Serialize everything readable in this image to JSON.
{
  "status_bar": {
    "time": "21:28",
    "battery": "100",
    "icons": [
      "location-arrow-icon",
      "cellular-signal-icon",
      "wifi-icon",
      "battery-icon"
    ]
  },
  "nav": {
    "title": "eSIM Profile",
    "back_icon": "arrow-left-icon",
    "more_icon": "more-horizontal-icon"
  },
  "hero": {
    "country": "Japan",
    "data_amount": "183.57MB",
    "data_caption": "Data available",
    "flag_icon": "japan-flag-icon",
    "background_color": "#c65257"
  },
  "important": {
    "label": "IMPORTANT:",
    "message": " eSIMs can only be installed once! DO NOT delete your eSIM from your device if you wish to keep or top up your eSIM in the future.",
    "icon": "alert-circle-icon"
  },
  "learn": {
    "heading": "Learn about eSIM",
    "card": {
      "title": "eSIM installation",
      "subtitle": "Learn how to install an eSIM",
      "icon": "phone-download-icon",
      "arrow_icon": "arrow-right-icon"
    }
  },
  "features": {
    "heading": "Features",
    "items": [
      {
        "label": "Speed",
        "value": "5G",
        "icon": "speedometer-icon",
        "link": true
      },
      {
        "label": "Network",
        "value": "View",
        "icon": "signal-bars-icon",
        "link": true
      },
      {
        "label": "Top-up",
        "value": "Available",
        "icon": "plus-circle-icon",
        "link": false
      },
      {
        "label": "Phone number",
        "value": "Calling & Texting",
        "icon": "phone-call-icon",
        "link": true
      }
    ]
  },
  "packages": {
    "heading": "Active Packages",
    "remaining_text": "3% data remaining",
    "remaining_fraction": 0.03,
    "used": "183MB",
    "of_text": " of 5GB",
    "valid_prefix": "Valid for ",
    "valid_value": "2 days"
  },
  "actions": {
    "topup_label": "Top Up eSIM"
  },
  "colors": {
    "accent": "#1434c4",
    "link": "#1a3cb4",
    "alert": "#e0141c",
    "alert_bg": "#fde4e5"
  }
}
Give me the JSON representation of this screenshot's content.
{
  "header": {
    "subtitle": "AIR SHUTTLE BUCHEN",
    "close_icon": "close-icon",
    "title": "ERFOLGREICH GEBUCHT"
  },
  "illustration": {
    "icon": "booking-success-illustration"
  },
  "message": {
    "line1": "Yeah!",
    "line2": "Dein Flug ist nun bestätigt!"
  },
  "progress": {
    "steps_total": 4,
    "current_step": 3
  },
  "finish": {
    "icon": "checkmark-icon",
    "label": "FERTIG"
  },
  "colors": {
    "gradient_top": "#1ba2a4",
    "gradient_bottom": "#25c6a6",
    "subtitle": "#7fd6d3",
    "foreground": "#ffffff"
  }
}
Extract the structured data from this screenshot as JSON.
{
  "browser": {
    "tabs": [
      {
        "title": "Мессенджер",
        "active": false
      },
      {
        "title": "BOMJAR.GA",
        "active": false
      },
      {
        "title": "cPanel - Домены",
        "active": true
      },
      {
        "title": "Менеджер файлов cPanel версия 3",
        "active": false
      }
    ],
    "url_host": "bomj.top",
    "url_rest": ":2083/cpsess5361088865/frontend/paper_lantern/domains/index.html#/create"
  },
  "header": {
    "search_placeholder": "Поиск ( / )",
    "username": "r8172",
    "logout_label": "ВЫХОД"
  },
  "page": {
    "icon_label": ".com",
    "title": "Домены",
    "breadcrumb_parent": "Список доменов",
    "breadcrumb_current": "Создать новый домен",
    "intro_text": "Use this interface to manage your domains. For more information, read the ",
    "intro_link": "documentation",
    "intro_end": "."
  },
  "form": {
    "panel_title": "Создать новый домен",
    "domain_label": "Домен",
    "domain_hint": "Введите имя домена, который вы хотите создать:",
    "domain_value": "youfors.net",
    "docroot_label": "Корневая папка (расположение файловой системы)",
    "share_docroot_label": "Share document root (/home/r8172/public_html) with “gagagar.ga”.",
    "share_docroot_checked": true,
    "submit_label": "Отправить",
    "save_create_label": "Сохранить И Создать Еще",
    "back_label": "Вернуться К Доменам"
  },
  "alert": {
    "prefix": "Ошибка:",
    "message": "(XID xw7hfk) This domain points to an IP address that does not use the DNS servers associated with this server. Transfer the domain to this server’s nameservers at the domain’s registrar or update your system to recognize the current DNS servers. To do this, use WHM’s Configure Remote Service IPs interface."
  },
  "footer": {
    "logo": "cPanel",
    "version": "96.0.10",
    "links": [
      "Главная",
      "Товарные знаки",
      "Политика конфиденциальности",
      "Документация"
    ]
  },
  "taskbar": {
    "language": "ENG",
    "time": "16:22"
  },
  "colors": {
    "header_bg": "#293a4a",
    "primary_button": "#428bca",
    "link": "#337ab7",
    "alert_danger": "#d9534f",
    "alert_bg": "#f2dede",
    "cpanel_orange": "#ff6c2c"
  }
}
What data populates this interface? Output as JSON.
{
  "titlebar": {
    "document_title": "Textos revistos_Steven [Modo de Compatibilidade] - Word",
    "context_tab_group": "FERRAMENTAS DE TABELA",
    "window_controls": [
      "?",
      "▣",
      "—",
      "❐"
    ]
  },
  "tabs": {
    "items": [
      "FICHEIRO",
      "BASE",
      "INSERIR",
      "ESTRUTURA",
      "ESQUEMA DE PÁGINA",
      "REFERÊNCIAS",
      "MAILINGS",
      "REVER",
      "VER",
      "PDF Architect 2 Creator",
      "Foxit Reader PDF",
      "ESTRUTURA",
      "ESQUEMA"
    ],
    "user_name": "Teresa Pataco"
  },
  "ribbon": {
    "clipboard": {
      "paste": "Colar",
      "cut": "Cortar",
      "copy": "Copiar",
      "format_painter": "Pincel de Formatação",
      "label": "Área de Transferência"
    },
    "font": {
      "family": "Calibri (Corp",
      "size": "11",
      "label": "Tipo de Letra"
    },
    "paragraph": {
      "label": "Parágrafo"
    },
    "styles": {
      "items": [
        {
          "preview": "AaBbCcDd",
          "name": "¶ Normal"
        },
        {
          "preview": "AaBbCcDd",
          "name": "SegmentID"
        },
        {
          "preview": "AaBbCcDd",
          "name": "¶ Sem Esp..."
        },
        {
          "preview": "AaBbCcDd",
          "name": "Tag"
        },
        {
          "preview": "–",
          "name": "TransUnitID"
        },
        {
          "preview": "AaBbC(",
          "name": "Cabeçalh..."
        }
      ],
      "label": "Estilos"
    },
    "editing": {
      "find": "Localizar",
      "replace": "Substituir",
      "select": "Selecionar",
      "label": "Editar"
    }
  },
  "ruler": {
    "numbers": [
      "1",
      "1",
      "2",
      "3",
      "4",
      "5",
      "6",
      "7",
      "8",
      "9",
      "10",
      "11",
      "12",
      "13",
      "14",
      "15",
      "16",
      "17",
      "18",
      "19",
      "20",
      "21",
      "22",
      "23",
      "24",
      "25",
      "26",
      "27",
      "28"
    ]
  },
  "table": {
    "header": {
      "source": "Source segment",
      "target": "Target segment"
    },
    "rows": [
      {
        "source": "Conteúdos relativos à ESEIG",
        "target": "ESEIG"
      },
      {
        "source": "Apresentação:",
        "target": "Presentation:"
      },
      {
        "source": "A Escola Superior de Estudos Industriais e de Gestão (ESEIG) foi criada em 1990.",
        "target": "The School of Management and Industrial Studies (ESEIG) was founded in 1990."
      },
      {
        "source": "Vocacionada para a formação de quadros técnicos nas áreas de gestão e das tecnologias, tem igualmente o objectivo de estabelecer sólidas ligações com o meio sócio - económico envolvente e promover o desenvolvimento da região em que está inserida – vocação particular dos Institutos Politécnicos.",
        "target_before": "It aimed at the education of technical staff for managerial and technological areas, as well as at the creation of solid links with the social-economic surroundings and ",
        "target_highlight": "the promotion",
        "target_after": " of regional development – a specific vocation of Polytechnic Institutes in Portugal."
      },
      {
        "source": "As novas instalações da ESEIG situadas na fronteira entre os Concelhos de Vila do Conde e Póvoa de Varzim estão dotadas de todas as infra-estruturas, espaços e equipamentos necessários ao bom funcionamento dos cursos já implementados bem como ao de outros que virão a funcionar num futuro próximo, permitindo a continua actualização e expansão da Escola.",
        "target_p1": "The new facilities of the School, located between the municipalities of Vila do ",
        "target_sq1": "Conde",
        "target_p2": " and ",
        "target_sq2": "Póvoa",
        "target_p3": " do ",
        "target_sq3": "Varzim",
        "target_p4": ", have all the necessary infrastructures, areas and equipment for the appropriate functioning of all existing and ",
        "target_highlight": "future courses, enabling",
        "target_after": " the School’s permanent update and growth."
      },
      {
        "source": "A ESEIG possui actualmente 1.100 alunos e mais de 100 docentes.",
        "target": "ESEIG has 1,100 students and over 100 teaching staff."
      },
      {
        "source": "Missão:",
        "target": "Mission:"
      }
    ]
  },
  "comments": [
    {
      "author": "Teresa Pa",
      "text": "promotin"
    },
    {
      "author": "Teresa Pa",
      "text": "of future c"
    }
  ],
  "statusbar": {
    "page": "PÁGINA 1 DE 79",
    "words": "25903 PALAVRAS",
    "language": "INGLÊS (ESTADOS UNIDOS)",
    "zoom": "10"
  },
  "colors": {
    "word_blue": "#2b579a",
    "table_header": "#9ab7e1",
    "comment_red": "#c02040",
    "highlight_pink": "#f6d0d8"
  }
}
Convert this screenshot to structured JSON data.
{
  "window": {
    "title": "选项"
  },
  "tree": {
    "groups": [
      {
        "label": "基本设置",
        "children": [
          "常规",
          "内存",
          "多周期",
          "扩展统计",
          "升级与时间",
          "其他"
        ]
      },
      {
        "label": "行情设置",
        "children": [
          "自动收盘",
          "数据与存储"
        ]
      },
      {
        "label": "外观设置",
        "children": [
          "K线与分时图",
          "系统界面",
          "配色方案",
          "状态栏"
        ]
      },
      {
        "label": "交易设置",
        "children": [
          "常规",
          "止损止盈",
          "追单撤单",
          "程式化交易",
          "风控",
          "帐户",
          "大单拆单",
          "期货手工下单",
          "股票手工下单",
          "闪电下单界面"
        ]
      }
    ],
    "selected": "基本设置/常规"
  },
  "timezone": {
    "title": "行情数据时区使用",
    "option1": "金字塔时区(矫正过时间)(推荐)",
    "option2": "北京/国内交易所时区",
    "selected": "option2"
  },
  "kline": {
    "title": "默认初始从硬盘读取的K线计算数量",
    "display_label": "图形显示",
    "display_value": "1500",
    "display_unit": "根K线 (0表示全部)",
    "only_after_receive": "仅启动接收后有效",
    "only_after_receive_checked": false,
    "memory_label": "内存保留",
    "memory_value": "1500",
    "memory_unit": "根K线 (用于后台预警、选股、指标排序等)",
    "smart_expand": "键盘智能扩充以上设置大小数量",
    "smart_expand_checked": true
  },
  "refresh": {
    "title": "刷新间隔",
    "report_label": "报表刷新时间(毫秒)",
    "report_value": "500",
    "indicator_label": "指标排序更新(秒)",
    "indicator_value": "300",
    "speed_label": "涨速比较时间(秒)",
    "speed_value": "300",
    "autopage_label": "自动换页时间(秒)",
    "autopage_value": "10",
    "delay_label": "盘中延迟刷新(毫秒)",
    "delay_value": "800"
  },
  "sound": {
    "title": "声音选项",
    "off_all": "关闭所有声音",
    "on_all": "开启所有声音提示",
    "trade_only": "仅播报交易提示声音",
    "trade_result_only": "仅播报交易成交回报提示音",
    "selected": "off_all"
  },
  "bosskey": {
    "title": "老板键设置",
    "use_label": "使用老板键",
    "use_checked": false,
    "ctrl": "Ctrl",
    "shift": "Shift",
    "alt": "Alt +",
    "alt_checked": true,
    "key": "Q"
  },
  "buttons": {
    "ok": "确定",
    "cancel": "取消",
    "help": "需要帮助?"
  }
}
══════
Extract from the material all lines containing the string "screenshot".

◆ Full solution
Give me the JSON representation of this screenshot's content.
Extract the structured data from this screenshot as JSON.
Convert this screenshot to structured JSON data.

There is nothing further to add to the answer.